Quote every line below exactly as it reads.
[start SUPPLIED MATERIAL]
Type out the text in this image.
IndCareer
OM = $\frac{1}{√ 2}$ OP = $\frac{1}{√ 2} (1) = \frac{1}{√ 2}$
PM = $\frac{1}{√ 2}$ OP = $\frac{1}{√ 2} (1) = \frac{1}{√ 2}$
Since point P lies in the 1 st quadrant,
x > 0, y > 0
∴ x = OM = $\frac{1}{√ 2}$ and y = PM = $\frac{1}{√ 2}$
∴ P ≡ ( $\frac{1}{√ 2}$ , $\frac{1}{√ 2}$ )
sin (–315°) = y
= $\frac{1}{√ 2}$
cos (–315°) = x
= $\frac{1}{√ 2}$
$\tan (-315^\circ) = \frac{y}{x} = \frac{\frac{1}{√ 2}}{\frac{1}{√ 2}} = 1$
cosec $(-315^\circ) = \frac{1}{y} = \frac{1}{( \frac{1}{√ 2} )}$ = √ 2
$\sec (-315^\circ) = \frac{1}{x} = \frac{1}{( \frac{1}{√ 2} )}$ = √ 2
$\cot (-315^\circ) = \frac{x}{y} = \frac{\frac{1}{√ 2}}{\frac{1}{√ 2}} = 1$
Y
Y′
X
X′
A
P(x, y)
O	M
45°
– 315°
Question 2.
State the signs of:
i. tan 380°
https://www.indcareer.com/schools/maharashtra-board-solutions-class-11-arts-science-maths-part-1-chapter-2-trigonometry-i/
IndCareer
[end SUPPLIED MATERIAL]
» SOLUTION FOR THIS PROBLEM:
Type out the text in this image.
IndCareer
OM = $\frac{1}{√ 2}$ OP = $\frac{1}{√ 2} (1) = \frac{1}{√ 2}$
PM = $\frac{1}{√ 2}$ OP = $\frac{1}{√ 2} (1) = \frac{1}{√ 2}$
Since point P lies in the 1 st quadrant,
x > 0, y > 0
∴ x = OM = $\frac{1}{√ 2}$ and y = PM = $\frac{1}{√ 2}$
∴ P ≡ ( $\frac{1}{√ 2}$ , $\frac{1}{√ 2}$ )
sin (–315°) = y
= $\frac{1}{√ 2}$
cos (–315°) = x
= $\frac{1}{√ 2}$
$\tan (-315^\circ) = \frac{y}{x} = \frac{\frac{1}{√ 2}}{\frac{1}{√ 2}} = 1$
cosec $(-315^\circ) = \frac{1}{y} = \frac{1}{( \frac{1}{√ 2} )}$ = √ 2
$\sec (-315^\circ) = \frac{1}{x} = \frac{1}{( \frac{1}{√ 2} )}$ = √ 2
$\cot (-315^\circ) = \frac{x}{y} = \frac{\frac{1}{√ 2}}{\frac{1}{√ 2}} = 1$
Y
Y′
X
X′
A
P(x, y)
O	M
45°
– 315°
Question 2.
State the signs of:
i. tan 380°
https://www.indcareer.com/schools/maharashtra-board-solutions-class-11-arts-science-maths-part-1-chapter-2-trigonometry-i/
IndCareer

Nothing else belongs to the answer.